WHAT TO PRODUCE: Collect each line holding the string "title".

DATA ENTRIES:
_ _ _

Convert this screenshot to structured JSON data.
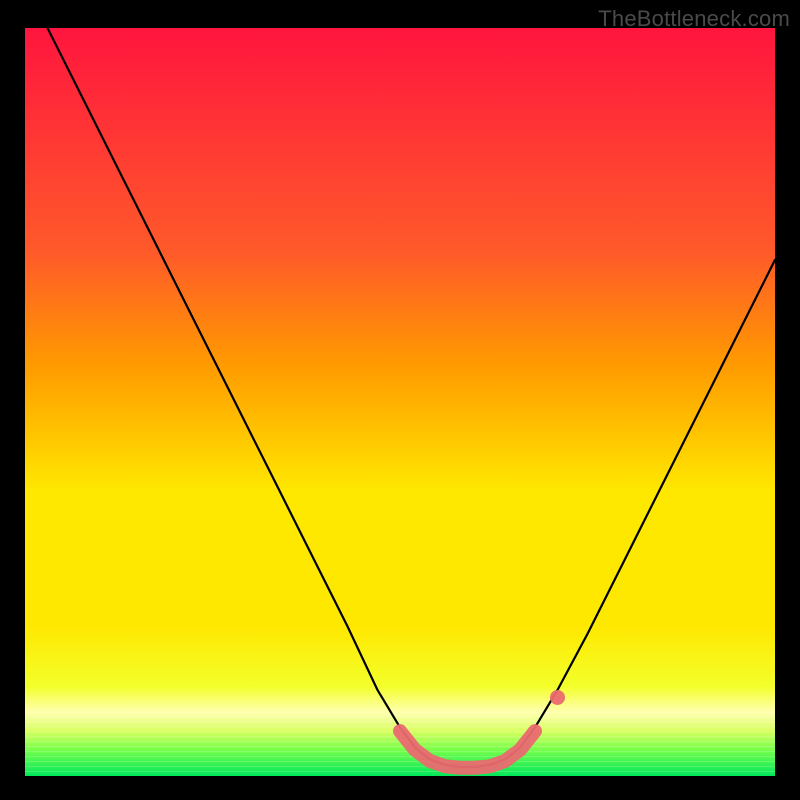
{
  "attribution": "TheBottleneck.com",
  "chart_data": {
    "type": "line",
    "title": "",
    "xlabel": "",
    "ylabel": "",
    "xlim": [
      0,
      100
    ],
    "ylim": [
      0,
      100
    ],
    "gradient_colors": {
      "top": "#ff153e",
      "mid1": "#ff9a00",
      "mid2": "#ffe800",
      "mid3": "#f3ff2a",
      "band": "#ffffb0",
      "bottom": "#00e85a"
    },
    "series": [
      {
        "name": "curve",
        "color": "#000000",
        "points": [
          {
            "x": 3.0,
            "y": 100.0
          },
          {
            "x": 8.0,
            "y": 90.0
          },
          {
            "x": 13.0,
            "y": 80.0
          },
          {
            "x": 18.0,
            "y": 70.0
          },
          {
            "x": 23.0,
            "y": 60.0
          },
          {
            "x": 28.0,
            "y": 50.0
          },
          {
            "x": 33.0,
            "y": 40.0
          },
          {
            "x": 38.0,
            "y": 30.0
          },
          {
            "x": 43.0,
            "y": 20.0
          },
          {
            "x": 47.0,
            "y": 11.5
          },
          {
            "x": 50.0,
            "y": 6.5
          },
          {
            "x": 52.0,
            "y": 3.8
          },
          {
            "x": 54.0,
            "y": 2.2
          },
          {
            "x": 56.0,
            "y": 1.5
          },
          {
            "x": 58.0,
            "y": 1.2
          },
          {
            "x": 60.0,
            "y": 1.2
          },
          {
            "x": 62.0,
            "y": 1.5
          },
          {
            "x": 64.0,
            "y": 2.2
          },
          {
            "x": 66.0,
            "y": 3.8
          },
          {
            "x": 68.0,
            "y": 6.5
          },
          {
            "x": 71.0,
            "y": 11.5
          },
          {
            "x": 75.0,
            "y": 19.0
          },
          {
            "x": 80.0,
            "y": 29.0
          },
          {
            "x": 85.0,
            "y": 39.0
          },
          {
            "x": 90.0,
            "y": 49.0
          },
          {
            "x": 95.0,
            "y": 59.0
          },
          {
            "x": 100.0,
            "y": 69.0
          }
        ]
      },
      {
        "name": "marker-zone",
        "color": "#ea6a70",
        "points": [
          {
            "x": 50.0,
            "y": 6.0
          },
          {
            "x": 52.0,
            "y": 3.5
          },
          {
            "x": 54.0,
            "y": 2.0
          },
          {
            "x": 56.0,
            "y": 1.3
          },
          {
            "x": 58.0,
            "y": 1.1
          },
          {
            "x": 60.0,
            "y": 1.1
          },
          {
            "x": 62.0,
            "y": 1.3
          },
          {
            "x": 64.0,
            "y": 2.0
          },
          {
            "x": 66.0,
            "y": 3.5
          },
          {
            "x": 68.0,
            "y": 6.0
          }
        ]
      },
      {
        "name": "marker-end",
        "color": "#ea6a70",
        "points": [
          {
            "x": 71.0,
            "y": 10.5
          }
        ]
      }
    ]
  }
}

_ _ _

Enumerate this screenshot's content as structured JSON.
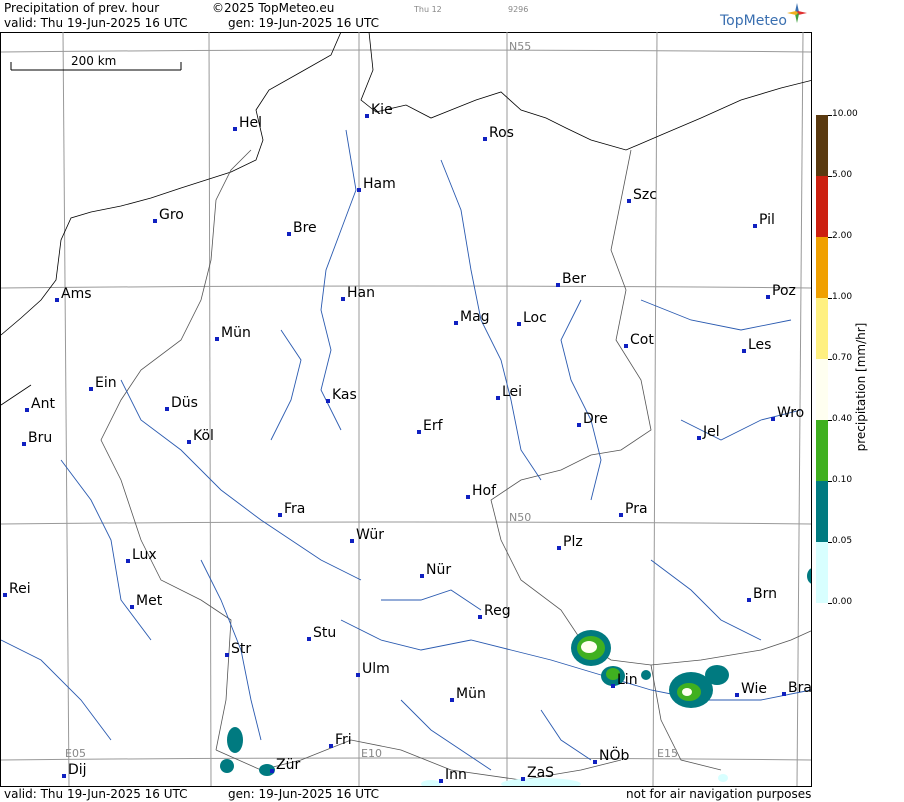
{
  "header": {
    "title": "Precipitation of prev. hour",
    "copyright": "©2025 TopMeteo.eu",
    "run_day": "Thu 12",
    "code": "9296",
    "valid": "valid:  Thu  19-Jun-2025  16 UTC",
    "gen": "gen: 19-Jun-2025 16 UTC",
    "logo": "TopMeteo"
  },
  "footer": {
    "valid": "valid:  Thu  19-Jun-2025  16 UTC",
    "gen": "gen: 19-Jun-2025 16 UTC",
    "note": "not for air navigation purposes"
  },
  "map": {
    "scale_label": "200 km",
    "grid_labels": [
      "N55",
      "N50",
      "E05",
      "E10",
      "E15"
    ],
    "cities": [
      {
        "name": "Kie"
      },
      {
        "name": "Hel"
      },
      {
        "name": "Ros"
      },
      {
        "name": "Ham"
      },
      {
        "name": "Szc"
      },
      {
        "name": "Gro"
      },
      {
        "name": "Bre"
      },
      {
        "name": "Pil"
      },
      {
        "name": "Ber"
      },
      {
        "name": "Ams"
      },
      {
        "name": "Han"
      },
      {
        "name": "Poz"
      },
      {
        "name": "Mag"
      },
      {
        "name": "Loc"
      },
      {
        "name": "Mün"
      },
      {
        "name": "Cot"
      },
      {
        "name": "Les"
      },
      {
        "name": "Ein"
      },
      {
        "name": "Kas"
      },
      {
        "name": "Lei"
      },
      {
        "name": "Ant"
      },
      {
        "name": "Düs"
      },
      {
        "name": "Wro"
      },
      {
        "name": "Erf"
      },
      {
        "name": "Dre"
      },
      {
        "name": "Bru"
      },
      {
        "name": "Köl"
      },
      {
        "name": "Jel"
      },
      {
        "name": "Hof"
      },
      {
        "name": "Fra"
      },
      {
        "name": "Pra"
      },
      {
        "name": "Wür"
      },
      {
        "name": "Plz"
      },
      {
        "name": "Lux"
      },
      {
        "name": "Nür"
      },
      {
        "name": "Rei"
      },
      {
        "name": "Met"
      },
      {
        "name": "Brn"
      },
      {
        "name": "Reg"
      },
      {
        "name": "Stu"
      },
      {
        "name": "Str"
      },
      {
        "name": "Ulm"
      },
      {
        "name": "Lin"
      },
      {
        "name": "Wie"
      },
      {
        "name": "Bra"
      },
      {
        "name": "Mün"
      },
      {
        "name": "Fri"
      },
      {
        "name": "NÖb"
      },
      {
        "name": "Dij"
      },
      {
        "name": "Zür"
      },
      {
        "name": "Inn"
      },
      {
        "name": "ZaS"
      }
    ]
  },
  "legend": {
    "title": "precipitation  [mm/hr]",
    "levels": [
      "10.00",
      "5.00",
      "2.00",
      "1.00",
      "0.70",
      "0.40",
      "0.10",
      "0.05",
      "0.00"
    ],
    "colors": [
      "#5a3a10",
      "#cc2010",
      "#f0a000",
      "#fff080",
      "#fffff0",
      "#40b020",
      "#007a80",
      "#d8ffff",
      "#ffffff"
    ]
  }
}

_ _ _

THE RESPONSE:
    "title": "",
    "title": "Precipitation of prev. hour",
    "title": "precipitation  [mm/hr]",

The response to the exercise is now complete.